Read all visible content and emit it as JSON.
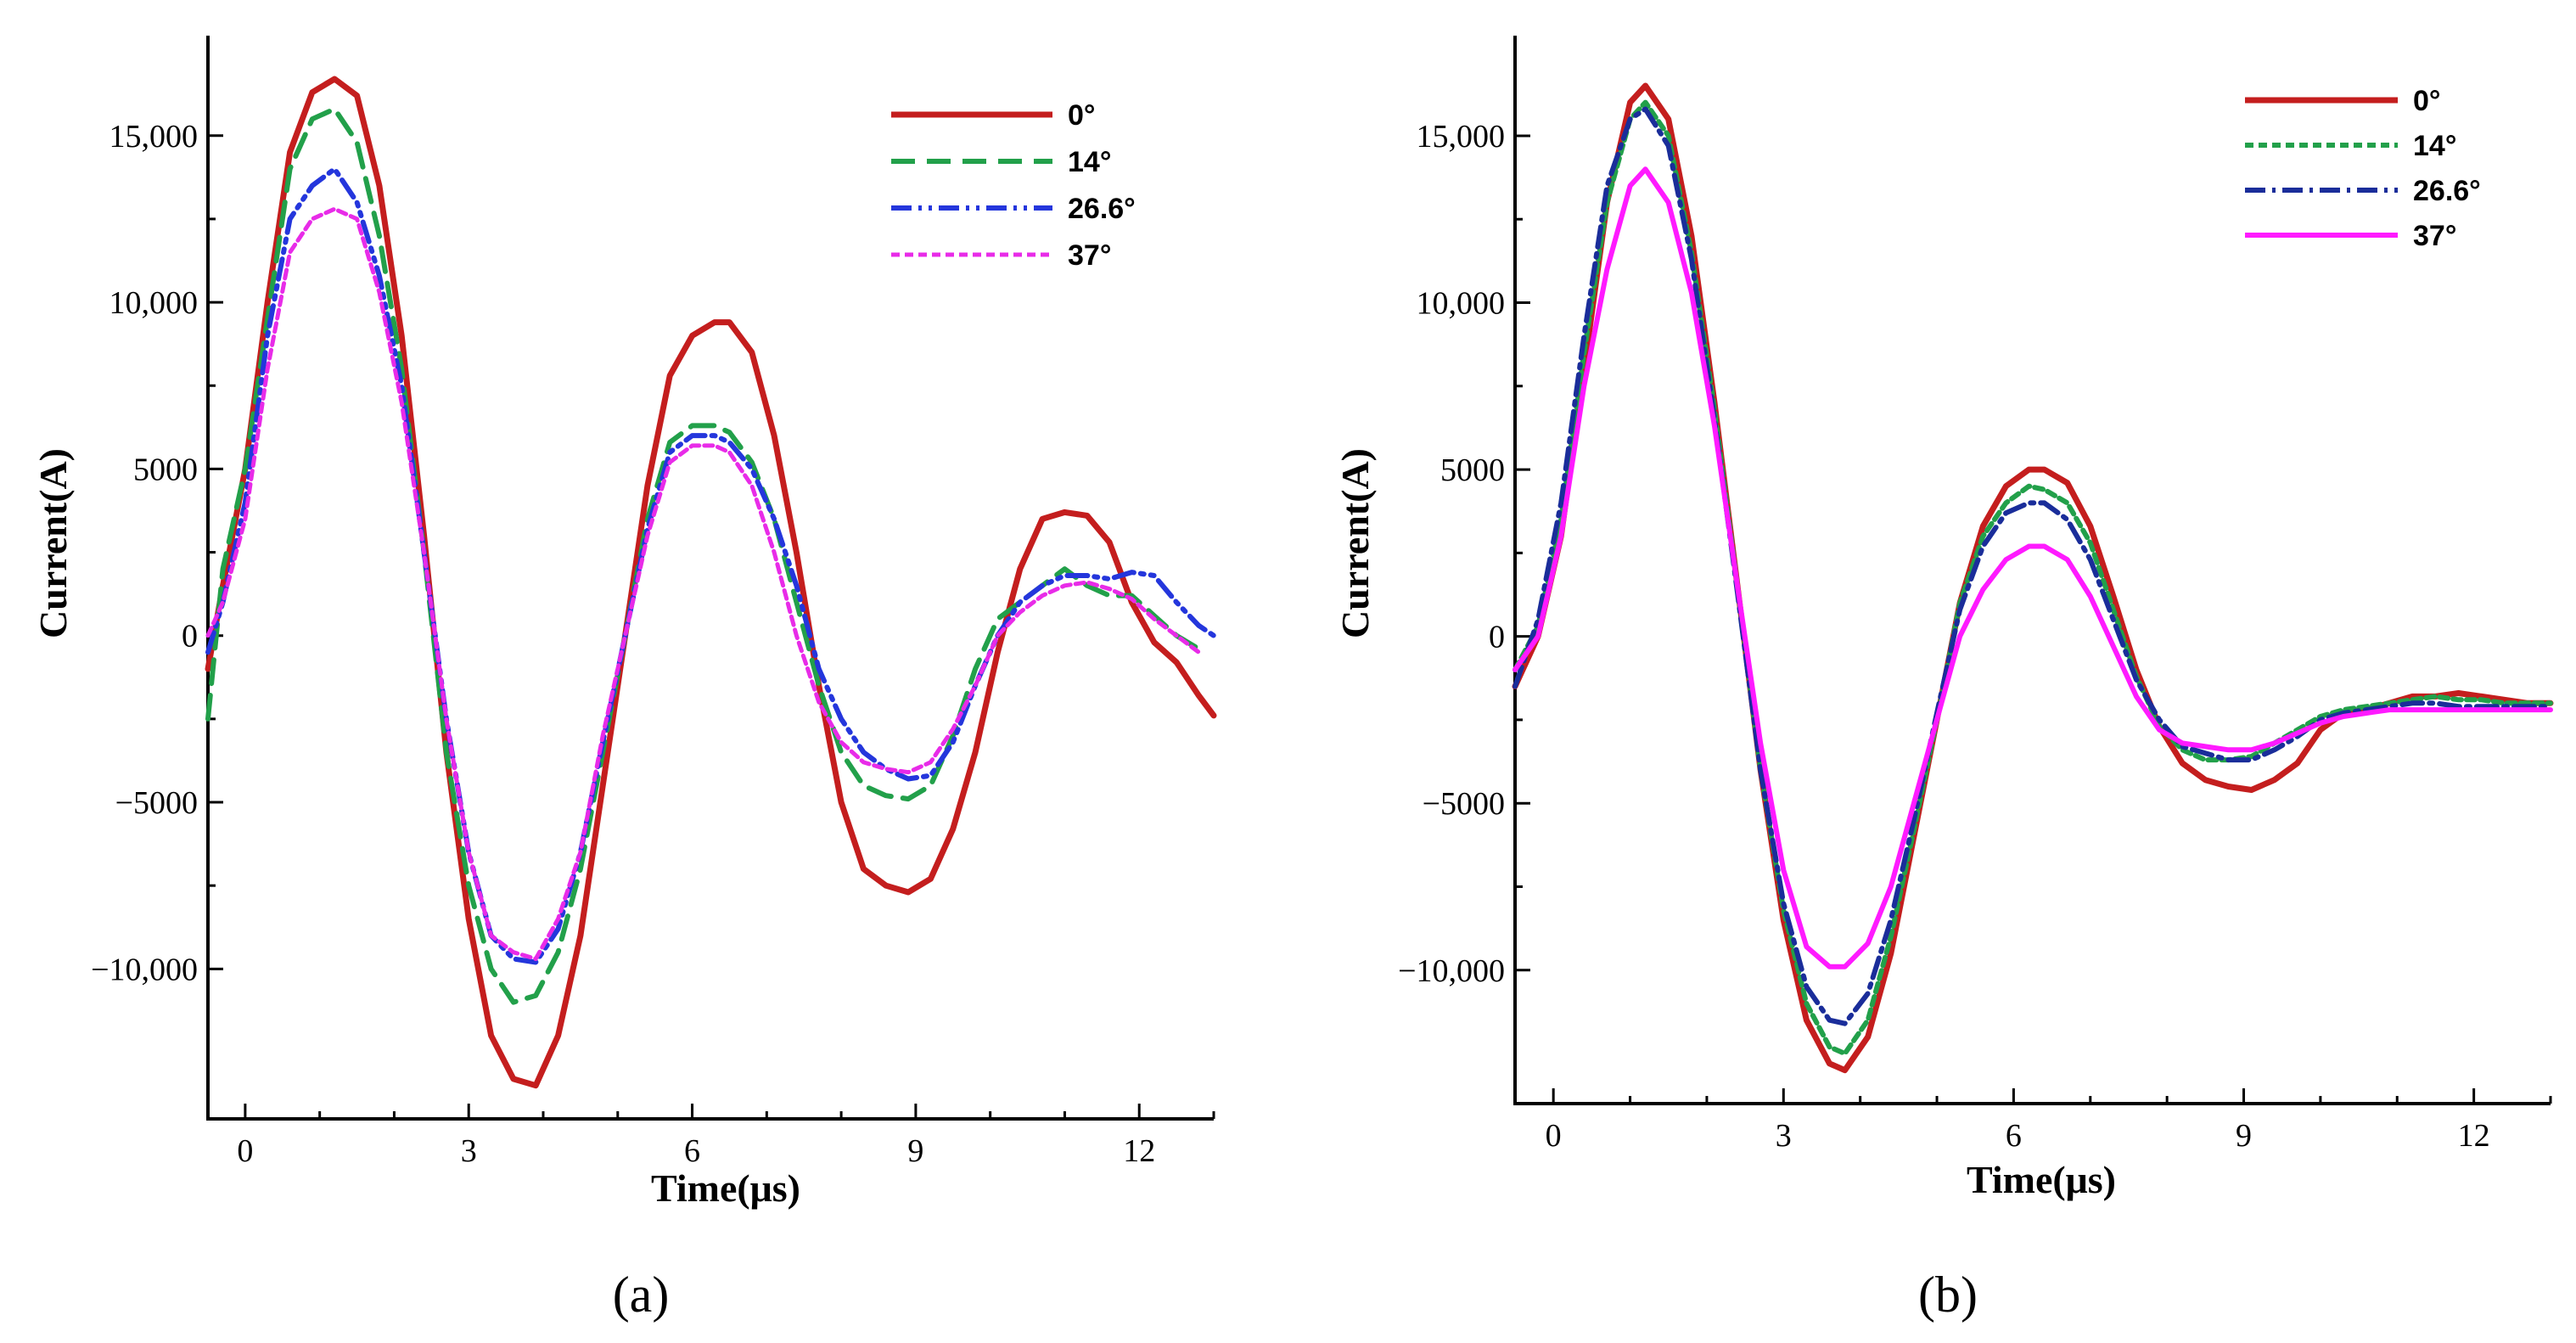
{
  "chart_data": [
    {
      "id": "a",
      "type": "line",
      "caption": "(a)",
      "xlabel": "Time(μs)",
      "ylabel": "Current(A)",
      "xlim": [
        -0.5,
        13
      ],
      "ylim": [
        -14500,
        18000
      ],
      "xticks": [
        0,
        3,
        6,
        9,
        12
      ],
      "yticks": [
        -10000,
        -5000,
        0,
        5000,
        10000,
        15000
      ],
      "xtick_labels": [
        "0",
        "3",
        "6",
        "9",
        "12"
      ],
      "ytick_labels": [
        "−10,000",
        "−5000",
        "0",
        "5000",
        "10,000",
        "15,000"
      ],
      "legend_position": "top-right",
      "series": [
        {
          "name": "0°",
          "color": "#c41e1e",
          "dash": "solid",
          "width": 7,
          "x": [
            -0.5,
            -0.3,
            0,
            0.3,
            0.6,
            0.9,
            1.2,
            1.5,
            1.8,
            2.1,
            2.4,
            2.7,
            3.0,
            3.3,
            3.6,
            3.9,
            4.2,
            4.5,
            4.8,
            5.1,
            5.4,
            5.7,
            6.0,
            6.3,
            6.5,
            6.8,
            7.1,
            7.4,
            7.7,
            8.0,
            8.3,
            8.6,
            8.9,
            9.2,
            9.5,
            9.8,
            10.1,
            10.4,
            10.7,
            11.0,
            11.3,
            11.6,
            11.9,
            12.2,
            12.5,
            12.8,
            13.0
          ],
          "y": [
            -1000,
            1500,
            5000,
            10000,
            14500,
            16300,
            16700,
            16200,
            13500,
            9000,
            3000,
            -3500,
            -8500,
            -12000,
            -13300,
            -13500,
            -12000,
            -9000,
            -4500,
            0,
            4500,
            7800,
            9000,
            9400,
            9400,
            8500,
            6000,
            2500,
            -1500,
            -5000,
            -7000,
            -7500,
            -7700,
            -7300,
            -5800,
            -3500,
            -500,
            2000,
            3500,
            3700,
            3600,
            2800,
            1000,
            -200,
            -800,
            -1800,
            -2400
          ]
        },
        {
          "name": "14°",
          "color": "#22a04a",
          "dash": "28 14",
          "width": 6,
          "x": [
            -0.5,
            -0.3,
            0,
            0.3,
            0.6,
            0.9,
            1.2,
            1.5,
            1.8,
            2.1,
            2.4,
            2.7,
            3.0,
            3.3,
            3.6,
            3.9,
            4.2,
            4.5,
            4.8,
            5.1,
            5.4,
            5.7,
            6.0,
            6.3,
            6.5,
            6.8,
            7.1,
            7.4,
            7.7,
            8.0,
            8.3,
            8.6,
            8.9,
            9.2,
            9.5,
            9.8,
            10.1,
            10.4,
            10.7,
            11.0,
            11.3,
            11.6,
            11.9,
            12.2,
            12.5,
            12.8
          ],
          "y": [
            -2500,
            2000,
            5000,
            9500,
            14000,
            15500,
            15800,
            14800,
            12000,
            8000,
            2500,
            -3500,
            -7500,
            -10000,
            -11000,
            -10800,
            -9500,
            -7000,
            -3500,
            0,
            3500,
            5800,
            6300,
            6300,
            6100,
            5200,
            3500,
            1000,
            -1500,
            -3500,
            -4500,
            -4800,
            -4900,
            -4500,
            -3000,
            -1000,
            500,
            1000,
            1500,
            2000,
            1500,
            1200,
            1200,
            600,
            0,
            -400
          ]
        },
        {
          "name": "26.6°",
          "color": "#2436dc",
          "dash": "24 8 4 8 4 8",
          "width": 6,
          "x": [
            -0.5,
            -0.3,
            0,
            0.3,
            0.6,
            0.9,
            1.2,
            1.5,
            1.8,
            2.1,
            2.4,
            2.7,
            3.0,
            3.3,
            3.6,
            3.9,
            4.2,
            4.5,
            4.8,
            5.1,
            5.4,
            5.7,
            6.0,
            6.3,
            6.5,
            6.8,
            7.1,
            7.4,
            7.7,
            8.0,
            8.3,
            8.6,
            8.9,
            9.2,
            9.5,
            9.8,
            10.1,
            10.4,
            10.7,
            11.0,
            11.3,
            11.6,
            11.9,
            12.2,
            12.5,
            12.8,
            13.0
          ],
          "y": [
            -500,
            1000,
            4000,
            9000,
            12500,
            13500,
            14000,
            13000,
            10800,
            7500,
            2500,
            -2500,
            -6500,
            -9000,
            -9700,
            -9800,
            -8800,
            -6500,
            -3200,
            0,
            3200,
            5500,
            6000,
            6000,
            5800,
            5000,
            3500,
            1500,
            -1000,
            -2500,
            -3500,
            -4000,
            -4300,
            -4200,
            -3200,
            -1500,
            0,
            1000,
            1500,
            1800,
            1800,
            1700,
            1900,
            1800,
            1000,
            300,
            0
          ]
        },
        {
          "name": "37°",
          "color": "#e82be8",
          "dash": "10 6",
          "width": 5,
          "x": [
            -0.5,
            -0.3,
            0,
            0.3,
            0.6,
            0.9,
            1.2,
            1.5,
            1.8,
            2.1,
            2.4,
            2.7,
            3.0,
            3.3,
            3.6,
            3.9,
            4.2,
            4.5,
            4.8,
            5.1,
            5.4,
            5.7,
            6.0,
            6.3,
            6.5,
            6.8,
            7.1,
            7.4,
            7.7,
            8.0,
            8.3,
            8.6,
            8.9,
            9.2,
            9.5,
            9.8,
            10.1,
            10.4,
            10.7,
            11.0,
            11.3,
            11.6,
            11.9,
            12.2,
            12.5,
            12.8
          ],
          "y": [
            0,
            1000,
            3500,
            8000,
            11500,
            12500,
            12800,
            12500,
            10300,
            7000,
            2500,
            -2500,
            -6500,
            -9000,
            -9500,
            -9700,
            -8500,
            -6500,
            -3000,
            0,
            3000,
            5200,
            5700,
            5700,
            5500,
            4500,
            2500,
            0,
            -2000,
            -3200,
            -3800,
            -4000,
            -4100,
            -3800,
            -2800,
            -1500,
            0,
            700,
            1200,
            1500,
            1600,
            1400,
            1100,
            500,
            0,
            -500
          ]
        }
      ]
    },
    {
      "id": "b",
      "type": "line",
      "caption": "(b)",
      "xlabel": "Time(μs)",
      "ylabel": "Current(A)",
      "xlim": [
        -0.5,
        13
      ],
      "ylim": [
        -14000,
        18000
      ],
      "xticks": [
        0,
        3,
        6,
        9,
        12
      ],
      "yticks": [
        -10000,
        -5000,
        0,
        5000,
        10000,
        15000
      ],
      "xtick_labels": [
        "0",
        "3",
        "6",
        "9",
        "12"
      ],
      "ytick_labels": [
        "−10,000",
        "−5000",
        "0",
        "5000",
        "10,000",
        "15,000"
      ],
      "legend_position": "top-right",
      "series": [
        {
          "name": "0°",
          "color": "#c41e1e",
          "dash": "solid",
          "width": 7,
          "x": [
            -0.5,
            -0.2,
            0.1,
            0.4,
            0.7,
            1.0,
            1.2,
            1.5,
            1.8,
            2.1,
            2.4,
            2.7,
            3.0,
            3.3,
            3.6,
            3.8,
            4.1,
            4.4,
            4.7,
            5.0,
            5.3,
            5.6,
            5.9,
            6.2,
            6.4,
            6.7,
            7.0,
            7.3,
            7.6,
            7.9,
            8.2,
            8.5,
            8.8,
            9.1,
            9.4,
            9.7,
            10.0,
            10.3,
            10.6,
            10.9,
            11.2,
            11.5,
            11.8,
            12.1,
            12.4,
            12.7,
            13.0
          ],
          "y": [
            -1500,
            0,
            3000,
            8000,
            13000,
            16000,
            16500,
            15500,
            12000,
            7000,
            1500,
            -4000,
            -8500,
            -11500,
            -12800,
            -13000,
            -12000,
            -9500,
            -6000,
            -2500,
            1000,
            3300,
            4500,
            5000,
            5000,
            4600,
            3300,
            1200,
            -1000,
            -2700,
            -3800,
            -4300,
            -4500,
            -4600,
            -4300,
            -3800,
            -2800,
            -2300,
            -2200,
            -2000,
            -1800,
            -1800,
            -1700,
            -1800,
            -1900,
            -2000,
            -2000
          ]
        },
        {
          "name": "14°",
          "color": "#22a04a",
          "dash": "10 6",
          "width": 6,
          "x": [
            -0.5,
            -0.2,
            0.1,
            0.4,
            0.7,
            1.0,
            1.2,
            1.5,
            1.8,
            2.1,
            2.4,
            2.7,
            3.0,
            3.3,
            3.6,
            3.8,
            4.1,
            4.4,
            4.7,
            5.0,
            5.3,
            5.6,
            5.9,
            6.2,
            6.4,
            6.7,
            7.0,
            7.3,
            7.6,
            7.9,
            8.2,
            8.5,
            8.8,
            9.1,
            9.4,
            9.7,
            10.0,
            10.3,
            10.6,
            10.9,
            11.2,
            11.5,
            11.8,
            12.1,
            12.4,
            12.7,
            13.0
          ],
          "y": [
            -1000,
            300,
            3500,
            8500,
            13000,
            15500,
            16000,
            15000,
            11500,
            6800,
            1500,
            -4000,
            -8200,
            -11000,
            -12300,
            -12500,
            -11500,
            -9000,
            -5800,
            -2500,
            1000,
            3000,
            4000,
            4500,
            4400,
            4000,
            2800,
            800,
            -1200,
            -2700,
            -3400,
            -3700,
            -3700,
            -3600,
            -3200,
            -2800,
            -2400,
            -2200,
            -2100,
            -2000,
            -1900,
            -1800,
            -1900,
            -1900,
            -2000,
            -2000,
            -2000
          ]
        },
        {
          "name": "26.6°",
          "color": "#1a2d9a",
          "dash": "24 8 4 8",
          "width": 6,
          "x": [
            -0.5,
            -0.2,
            0.1,
            0.4,
            0.7,
            1.0,
            1.2,
            1.5,
            1.8,
            2.1,
            2.4,
            2.7,
            3.0,
            3.3,
            3.6,
            3.8,
            4.1,
            4.4,
            4.7,
            5.0,
            5.3,
            5.6,
            5.9,
            6.2,
            6.4,
            6.7,
            7.0,
            7.3,
            7.6,
            7.9,
            8.2,
            8.5,
            8.8,
            9.1,
            9.4,
            9.7,
            10.0,
            10.3,
            10.6,
            10.9,
            11.2,
            11.5,
            11.8,
            12.1,
            12.4,
            12.7,
            13.0
          ],
          "y": [
            -1500,
            500,
            4000,
            9000,
            13500,
            15500,
            15800,
            14700,
            11300,
            6500,
            1300,
            -4000,
            -8000,
            -10500,
            -11500,
            -11600,
            -10700,
            -8500,
            -5500,
            -2300,
            800,
            2700,
            3700,
            4000,
            4000,
            3500,
            2300,
            500,
            -1300,
            -2500,
            -3300,
            -3500,
            -3700,
            -3700,
            -3400,
            -3000,
            -2500,
            -2300,
            -2200,
            -2100,
            -2000,
            -2000,
            -2100,
            -2100,
            -2100,
            -2100,
            -2100
          ]
        },
        {
          "name": "37°",
          "color": "#ff1aff",
          "dash": "solid",
          "width": 6,
          "x": [
            -0.5,
            -0.2,
            0.1,
            0.4,
            0.7,
            1.0,
            1.2,
            1.5,
            1.8,
            2.1,
            2.4,
            2.7,
            3.0,
            3.3,
            3.6,
            3.8,
            4.1,
            4.4,
            4.7,
            5.0,
            5.3,
            5.6,
            5.9,
            6.2,
            6.4,
            6.7,
            7.0,
            7.3,
            7.6,
            7.9,
            8.2,
            8.5,
            8.8,
            9.1,
            9.4,
            9.7,
            10.0,
            10.3,
            10.6,
            10.9,
            11.2,
            11.5,
            11.8,
            12.1,
            12.4,
            12.7,
            13.0
          ],
          "y": [
            -1000,
            0,
            3000,
            7500,
            11000,
            13500,
            14000,
            13000,
            10300,
            6300,
            1500,
            -3200,
            -7000,
            -9300,
            -9900,
            -9900,
            -9200,
            -7500,
            -5000,
            -2500,
            0,
            1400,
            2300,
            2700,
            2700,
            2300,
            1200,
            -300,
            -1800,
            -2800,
            -3200,
            -3300,
            -3400,
            -3400,
            -3200,
            -2900,
            -2600,
            -2400,
            -2300,
            -2200,
            -2200,
            -2200,
            -2200,
            -2200,
            -2200,
            -2200,
            -2200
          ]
        }
      ]
    }
  ]
}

....

Copy each line of the listing in which the word "color" can be found.

Worked solution —
          "color": "#c41e1e",
          "color": "#22a04a",
          "color": "#2436dc",
          "color": "#e82be8",
          "color": "#c41e1e",
          "color": "#22a04a",
          "color": "#1a2d9a",
          "color": "#ff1aff",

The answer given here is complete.